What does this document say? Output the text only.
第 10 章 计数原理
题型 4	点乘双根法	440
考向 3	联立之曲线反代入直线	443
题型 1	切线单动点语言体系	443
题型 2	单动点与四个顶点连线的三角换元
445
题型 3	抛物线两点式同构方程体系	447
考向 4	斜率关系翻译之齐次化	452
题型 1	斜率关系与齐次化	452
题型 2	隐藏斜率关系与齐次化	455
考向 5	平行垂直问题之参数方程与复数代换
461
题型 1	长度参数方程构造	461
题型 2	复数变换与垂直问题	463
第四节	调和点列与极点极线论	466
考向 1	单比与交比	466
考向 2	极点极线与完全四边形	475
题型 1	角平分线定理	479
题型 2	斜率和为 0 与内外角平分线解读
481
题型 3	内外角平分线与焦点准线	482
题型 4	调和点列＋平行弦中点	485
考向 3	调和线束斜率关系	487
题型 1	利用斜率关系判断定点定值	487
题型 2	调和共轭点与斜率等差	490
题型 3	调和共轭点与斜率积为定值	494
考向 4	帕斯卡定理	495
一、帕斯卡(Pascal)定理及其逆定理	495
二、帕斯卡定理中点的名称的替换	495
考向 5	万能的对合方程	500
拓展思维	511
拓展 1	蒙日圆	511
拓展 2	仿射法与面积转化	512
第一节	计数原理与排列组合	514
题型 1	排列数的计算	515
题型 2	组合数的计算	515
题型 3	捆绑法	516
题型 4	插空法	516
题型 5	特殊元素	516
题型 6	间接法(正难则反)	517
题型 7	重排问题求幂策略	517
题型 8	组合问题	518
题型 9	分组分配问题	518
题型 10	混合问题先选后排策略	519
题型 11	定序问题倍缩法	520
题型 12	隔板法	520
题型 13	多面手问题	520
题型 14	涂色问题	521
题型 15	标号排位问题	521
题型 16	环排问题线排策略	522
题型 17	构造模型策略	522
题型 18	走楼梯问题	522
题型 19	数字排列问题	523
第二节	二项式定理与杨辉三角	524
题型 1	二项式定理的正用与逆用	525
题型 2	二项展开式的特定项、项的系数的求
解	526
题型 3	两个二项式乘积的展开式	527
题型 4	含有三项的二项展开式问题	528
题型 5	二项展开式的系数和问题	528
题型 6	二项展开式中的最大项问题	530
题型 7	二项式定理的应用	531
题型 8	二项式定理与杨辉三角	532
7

- - - - -

__EXERCISE INSTRUCTIONS__: Retype the whole listing above exactly.

__REPLY__:
What does this document say? Output the text only.
第 10 章 计数原理
题型 4	点乘双根法	440
考向 3	联立之曲线反代入直线	443
题型 1	切线单动点语言体系	443
题型 2	单动点与四个顶点连线的三角换元
445
题型 3	抛物线两点式同构方程体系	447
考向 4	斜率关系翻译之齐次化	452
题型 1	斜率关系与齐次化	452
题型 2	隐藏斜率关系与齐次化	455
考向 5	平行垂直问题之参数方程与复数代换
461
题型 1	长度参数方程构造	461
题型 2	复数变换与垂直问题	463
第四节	调和点列与极点极线论	466
考向 1	单比与交比	466
考向 2	极点极线与完全四边形	475
题型 1	角平分线定理	479
题型 2	斜率和为 0 与内外角平分线解读
481
题型 3	内外角平分线与焦点准线	482
题型 4	调和点列＋平行弦中点	485
考向 3	调和线束斜率关系	487
题型 1	利用斜率关系判断定点定值	487
题型 2	调和共轭点与斜率等差	490
题型 3	调和共轭点与斜率积为定值	494
考向 4	帕斯卡定理	495
一、帕斯卡(Pascal)定理及其逆定理	495
二、帕斯卡定理中点的名称的替换	495
考向 5	万能的对合方程	500
拓展思维	511
拓展 1	蒙日圆	511
拓展 2	仿射法与面积转化	512
第一节	计数原理与排列组合	514
题型 1	排列数的计算	515
题型 2	组合数的计算	515
题型 3	捆绑法	516
题型 4	插空法	516
题型 5	特殊元素	516
题型 6	间接法(正难则反)	517
题型 7	重排问题求幂策略	517
题型 8	组合问题	518
题型 9	分组分配问题	518
题型 10	混合问题先选后排策略	519
题型 11	定序问题倍缩法	520
题型 12	隔板法	520
题型 13	多面手问题	520
题型 14	涂色问题	521
题型 15	标号排位问题	521
题型 16	环排问题线排策略	522
题型 17	构造模型策略	522
题型 18	走楼梯问题	522
题型 19	数字排列问题	523
第二节	二项式定理与杨辉三角	524
题型 1	二项式定理的正用与逆用	525
题型 2	二项展开式的特定项、项的系数的求
解	526
题型 3	两个二项式乘积的展开式	527
题型 4	含有三项的二项展开式问题	528
题型 5	二项展开式的系数和问题	528
题型 6	二项展开式中的最大项问题	530
题型 7	二项式定理的应用	531
题型 8	二项式定理与杨辉三角	532
7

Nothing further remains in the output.